Directive.
Each line of the material must be repeated precisely, with the pictures left out.

──────── Dataset excerpts

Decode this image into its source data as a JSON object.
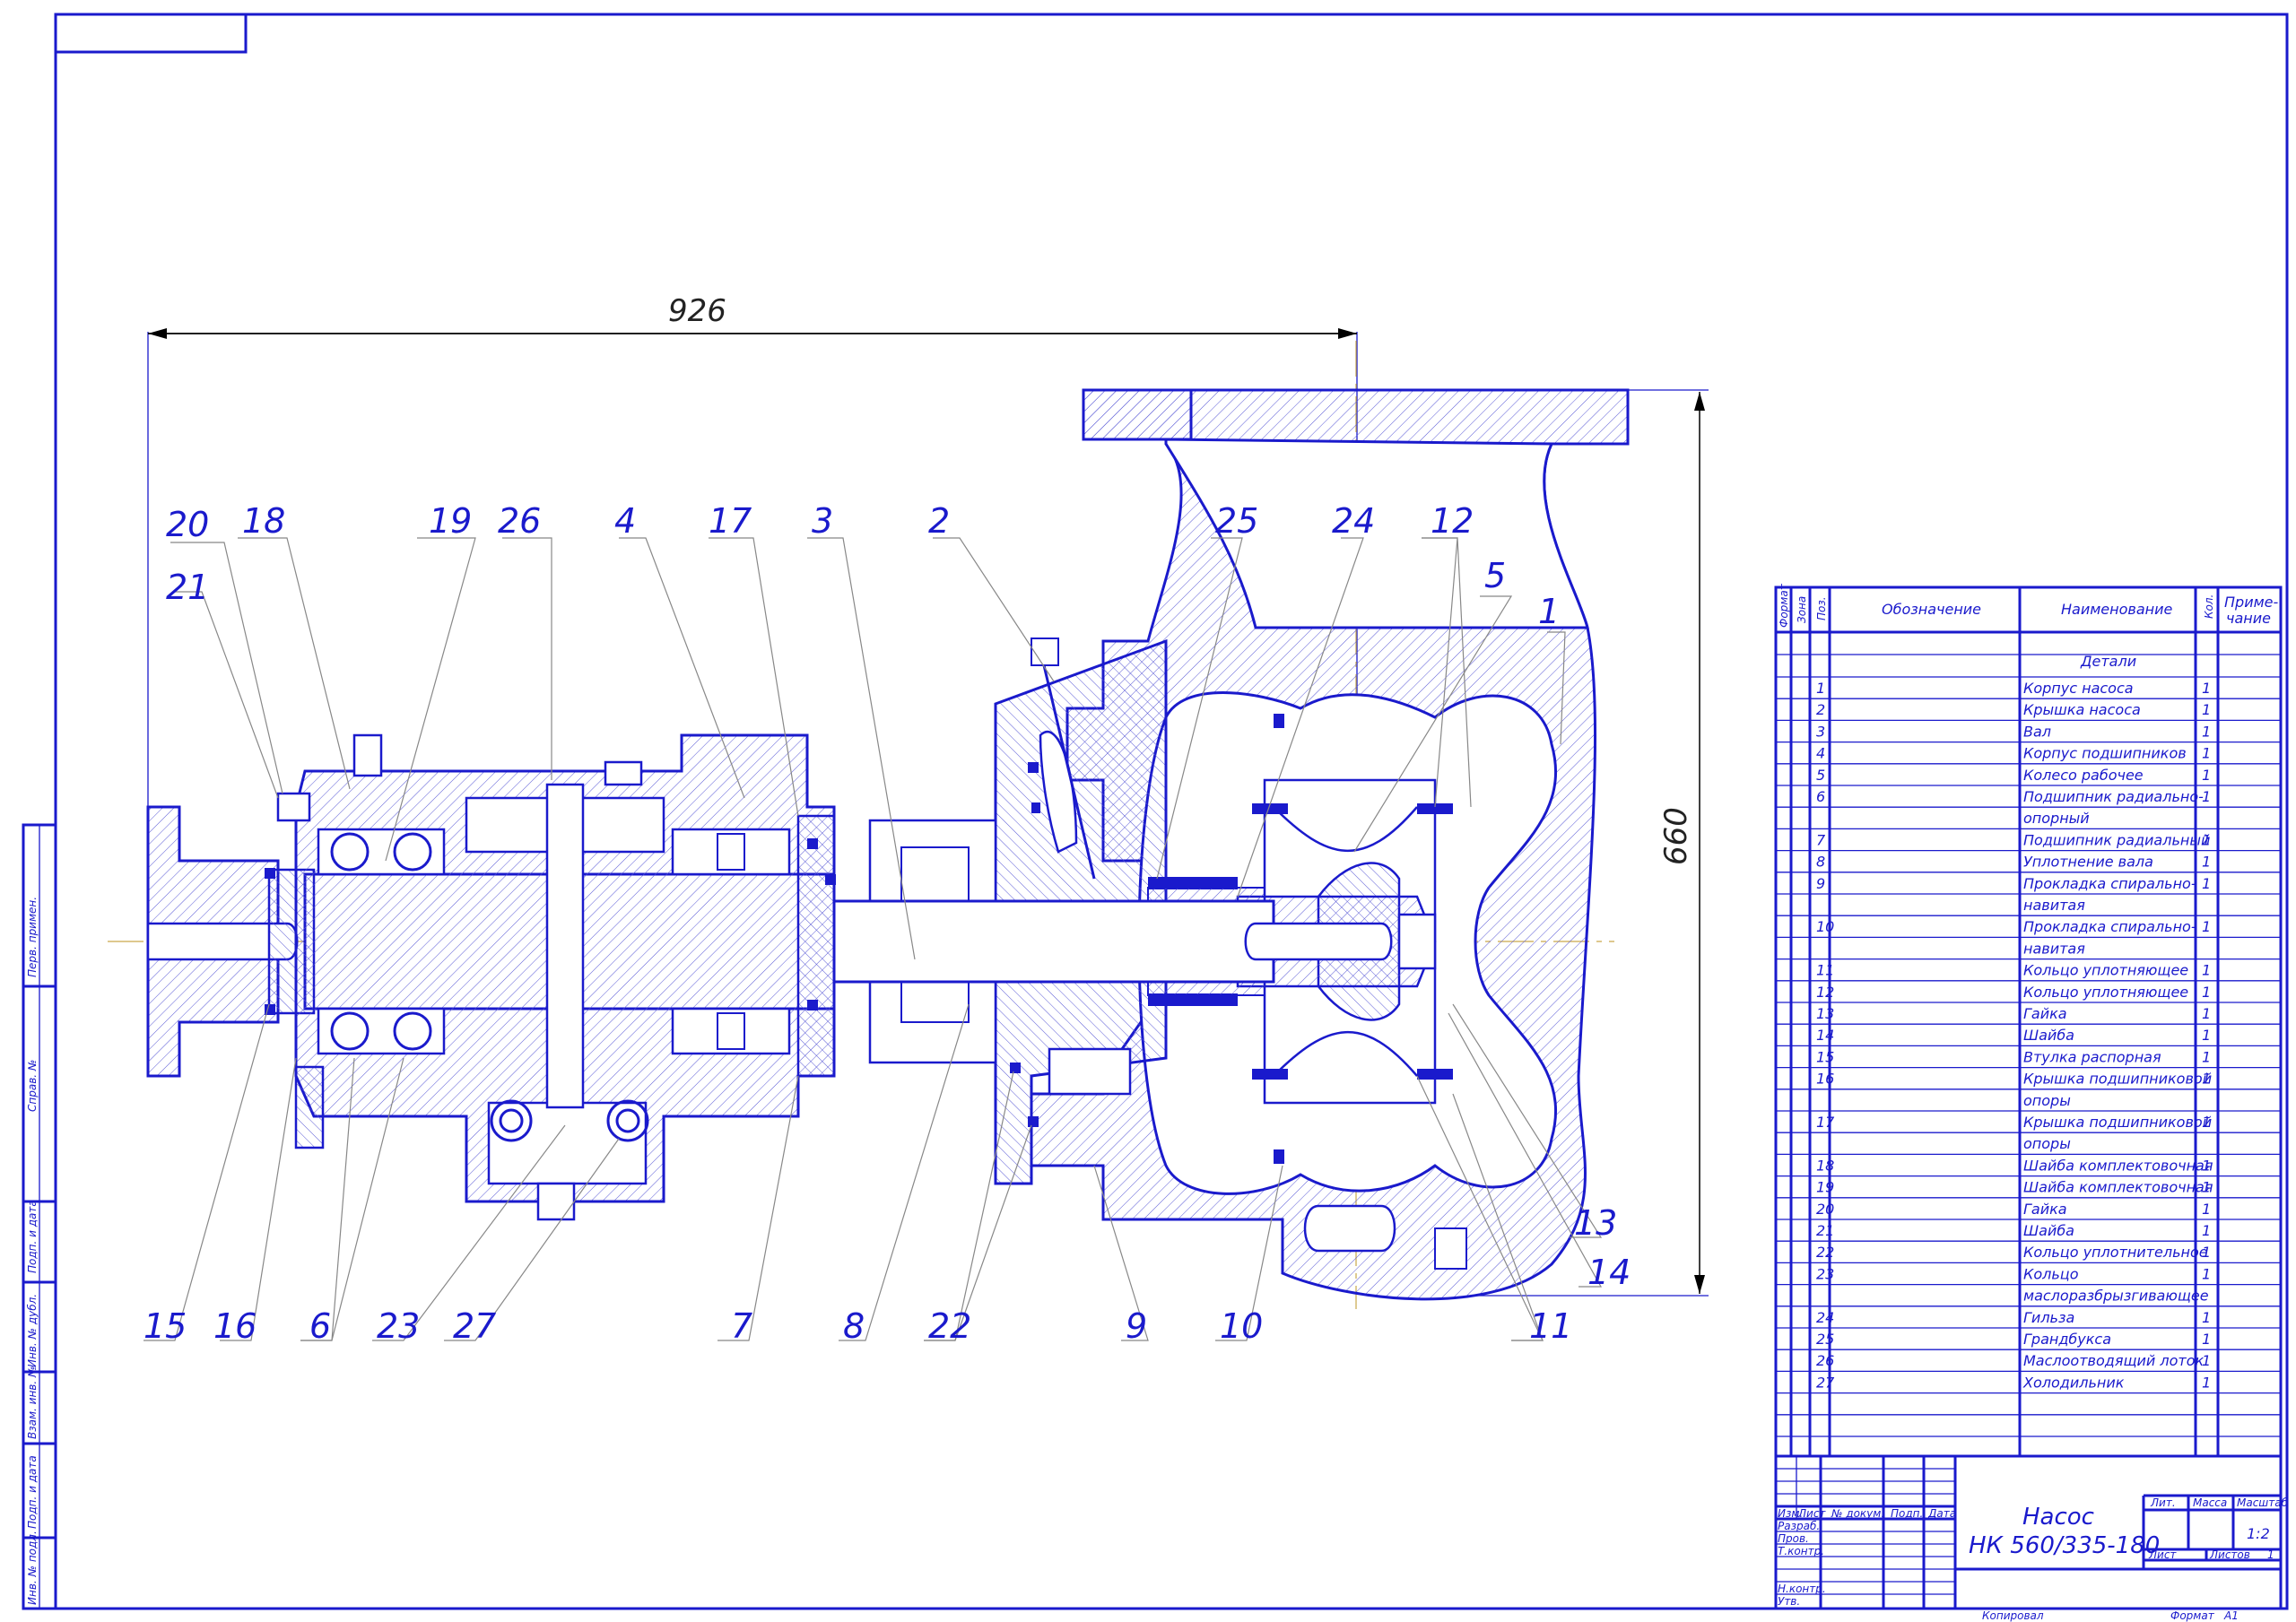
{
  "dimensions": {
    "length": "926",
    "height": "660"
  },
  "balloons": [
    "20",
    "18",
    "19",
    "26",
    "4",
    "17",
    "3",
    "2",
    "25",
    "24",
    "12",
    "5",
    "1",
    "21",
    "13",
    "14",
    "15",
    "16",
    "6",
    "23",
    "27",
    "7",
    "8",
    "22",
    "9",
    "10",
    "11"
  ],
  "table": {
    "headers": {
      "format": "Формат",
      "zone": "Зона",
      "pos": "Поз.",
      "designation": "Обозначение",
      "name": "Наименование",
      "qty": "Кол.",
      "note_1": "Приме-",
      "note_2": "чание"
    },
    "section": "Детали",
    "rows": [
      {
        "pos": "1",
        "name": "Корпус насоса",
        "qty": "1"
      },
      {
        "pos": "2",
        "name": "Крышка насоса",
        "qty": "1"
      },
      {
        "pos": "3",
        "name": "Вал",
        "qty": "1"
      },
      {
        "pos": "4",
        "name": "Корпус подшипников",
        "qty": "1"
      },
      {
        "pos": "5",
        "name": "Колесо рабочее",
        "qty": "1"
      },
      {
        "pos": "6",
        "name": "Подшипник радиально-",
        "name2": "опорный",
        "qty": "1"
      },
      {
        "pos": "7",
        "name": "Подшипник радиальный",
        "qty": "1"
      },
      {
        "pos": "8",
        "name": "Уплотнение вала",
        "qty": "1"
      },
      {
        "pos": "9",
        "name": "Прокладка спирально-",
        "name2": "навитая",
        "qty": "1"
      },
      {
        "pos": "10",
        "name": "Прокладка спирально-",
        "name2": "навитая",
        "qty": "1"
      },
      {
        "pos": "11",
        "name": "Кольцо уплотняющее",
        "qty": "1"
      },
      {
        "pos": "12",
        "name": "Кольцо уплотняющее",
        "qty": "1"
      },
      {
        "pos": "13",
        "name": "Гайка",
        "qty": "1"
      },
      {
        "pos": "14",
        "name": "Шайба",
        "qty": "1"
      },
      {
        "pos": "15",
        "name": "Втулка распорная",
        "qty": "1"
      },
      {
        "pos": "16",
        "name": "Крышка подшипниковой",
        "name2": "опоры",
        "qty": "1"
      },
      {
        "pos": "17",
        "name": "Крышка подшипниковой",
        "name2": "опоры",
        "qty": "1"
      },
      {
        "pos": "18",
        "name": "Шайба комплектовочная",
        "qty": "1"
      },
      {
        "pos": "19",
        "name": "Шайба комплектовочная",
        "qty": "1"
      },
      {
        "pos": "20",
        "name": "Гайка",
        "qty": "1"
      },
      {
        "pos": "21",
        "name": "Шайба",
        "qty": "1"
      },
      {
        "pos": "22",
        "name": "Кольцо уплотнительное",
        "qty": "1"
      },
      {
        "pos": "23",
        "name": "Кольцо",
        "name2": "маслоразбрызгивающее",
        "qty": "1"
      },
      {
        "pos": "24",
        "name": "Гильза",
        "qty": "1"
      },
      {
        "pos": "25",
        "name": "Грандбукса",
        "qty": "1"
      },
      {
        "pos": "26",
        "name": "Маслоотводящий лоток",
        "qty": "1"
      },
      {
        "pos": "27",
        "name": "Холодильник",
        "qty": "1"
      }
    ]
  },
  "title_block": {
    "title_1": "Насос",
    "title_2": "НК 560/335-180",
    "scale": "1:2",
    "lit": "Лит.",
    "mass": "Масса",
    "scale_label": "Масштаб",
    "sheet": "Лист",
    "sheets": "Листов",
    "sheets_value": "1",
    "col_izm": "Изм.",
    "col_list": "Лист",
    "col_doc": "№ докум.",
    "col_sign": "Подп.",
    "col_date": "Дата",
    "razrab": "Разраб.",
    "prov": "Пров.",
    "tkontr": "Т.контр.",
    "nkontr": "Н.контр.",
    "utv": "Утв.",
    "copied": "Копировал",
    "format": "Формат",
    "format_value": "A1"
  },
  "side_stamps": [
    "Перв. примен.",
    "Справ. №",
    "Подп. и дата",
    "Инв. № дубл.",
    "Взам. инв. №",
    "Подп. и дата",
    "Инв. № подл."
  ]
}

────────────────

Final result.
Decode this image into its source data as a JSON object.
{
  "dimensions": {
    "length": "926",
    "height": "660"
  },
  "balloons": [
    "20",
    "18",
    "19",
    "26",
    "4",
    "17",
    "3",
    "2",
    "25",
    "24",
    "12",
    "5",
    "1",
    "21",
    "13",
    "14",
    "15",
    "16",
    "6",
    "23",
    "27",
    "7",
    "8",
    "22",
    "9",
    "10",
    "11"
  ],
  "table": {
    "headers": {
      "format": "Формат",
      "zone": "Зона",
      "pos": "Поз.",
      "designation": "Обозначение",
      "name": "Наименование",
      "qty": "Кол.",
      "note_1": "Приме-",
      "note_2": "чание"
    },
    "section": "Детали",
    "rows": [
      {
        "pos": "1",
        "name": "Корпус насоса",
        "qty": "1"
      },
      {
        "pos": "2",
        "name": "Крышка насоса",
        "qty": "1"
      },
      {
        "pos": "3",
        "name": "Вал",
        "qty": "1"
      },
      {
        "pos": "4",
        "name": "Корпус подшипников",
        "qty": "1"
      },
      {
        "pos": "5",
        "name": "Колесо рабочее",
        "qty": "1"
      },
      {
        "pos": "6",
        "name": "Подшипник радиально-",
        "name2": "опорный",
        "qty": "1"
      },
      {
        "pos": "7",
        "name": "Подшипник радиальный",
        "qty": "1"
      },
      {
        "pos": "8",
        "name": "Уплотнение вала",
        "qty": "1"
      },
      {
        "pos": "9",
        "name": "Прокладка спирально-",
        "name2": "навитая",
        "qty": "1"
      },
      {
        "pos": "10",
        "name": "Прокладка спирально-",
        "name2": "навитая",
        "qty": "1"
      },
      {
        "pos": "11",
        "name": "Кольцо уплотняющее",
        "qty": "1"
      },
      {
        "pos": "12",
        "name": "Кольцо уплотняющее",
        "qty": "1"
      },
      {
        "pos": "13",
        "name": "Гайка",
        "qty": "1"
      },
      {
        "pos": "14",
        "name": "Шайба",
        "qty": "1"
      },
      {
        "pos": "15",
        "name": "Втулка распорная",
        "qty": "1"
      },
      {
        "pos": "16",
        "name": "Крышка подшипниковой",
        "name2": "опоры",
        "qty": "1"
      },
      {
        "pos": "17",
        "name": "Крышка подшипниковой",
        "name2": "опоры",
        "qty": "1"
      },
      {
        "pos": "18",
        "name": "Шайба комплектовочная",
        "qty": "1"
      },
      {
        "pos": "19",
        "name": "Шайба комплектовочная",
        "qty": "1"
      },
      {
        "pos": "20",
        "name": "Гайка",
        "qty": "1"
      },
      {
        "pos": "21",
        "name": "Шайба",
        "qty": "1"
      },
      {
        "pos": "22",
        "name": "Кольцо уплотнительное",
        "qty": "1"
      },
      {
        "pos": "23",
        "name": "Кольцо",
        "name2": "маслоразбрызгивающее",
        "qty": "1"
      },
      {
        "pos": "24",
        "name": "Гильза",
        "qty": "1"
      },
      {
        "pos": "25",
        "name": "Грандбукса",
        "qty": "1"
      },
      {
        "pos": "26",
        "name": "Маслоотводящий лоток",
        "qty": "1"
      },
      {
        "pos": "27",
        "name": "Холодильник",
        "qty": "1"
      }
    ]
  },
  "title_block": {
    "title_1": "Насос",
    "title_2": "НК 560/335-180",
    "scale": "1:2",
    "lit": "Лит.",
    "mass": "Масса",
    "scale_label": "Масштаб",
    "sheet": "Лист",
    "sheets": "Листов",
    "sheets_value": "1",
    "col_izm": "Изм.",
    "col_list": "Лист",
    "col_doc": "№ докум.",
    "col_sign": "Подп.",
    "col_date": "Дата",
    "razrab": "Разраб.",
    "prov": "Пров.",
    "tkontr": "Т.контр.",
    "nkontr": "Н.контр.",
    "utv": "Утв.",
    "copied": "Копировал",
    "format": "Формат",
    "format_value": "A1"
  },
  "side_stamps": [
    "Перв. примен.",
    "Справ. №",
    "Подп. и дата",
    "Инв. № дубл.",
    "Взам. инв. №",
    "Подп. и дата",
    "Инв. № подл."
  ]
}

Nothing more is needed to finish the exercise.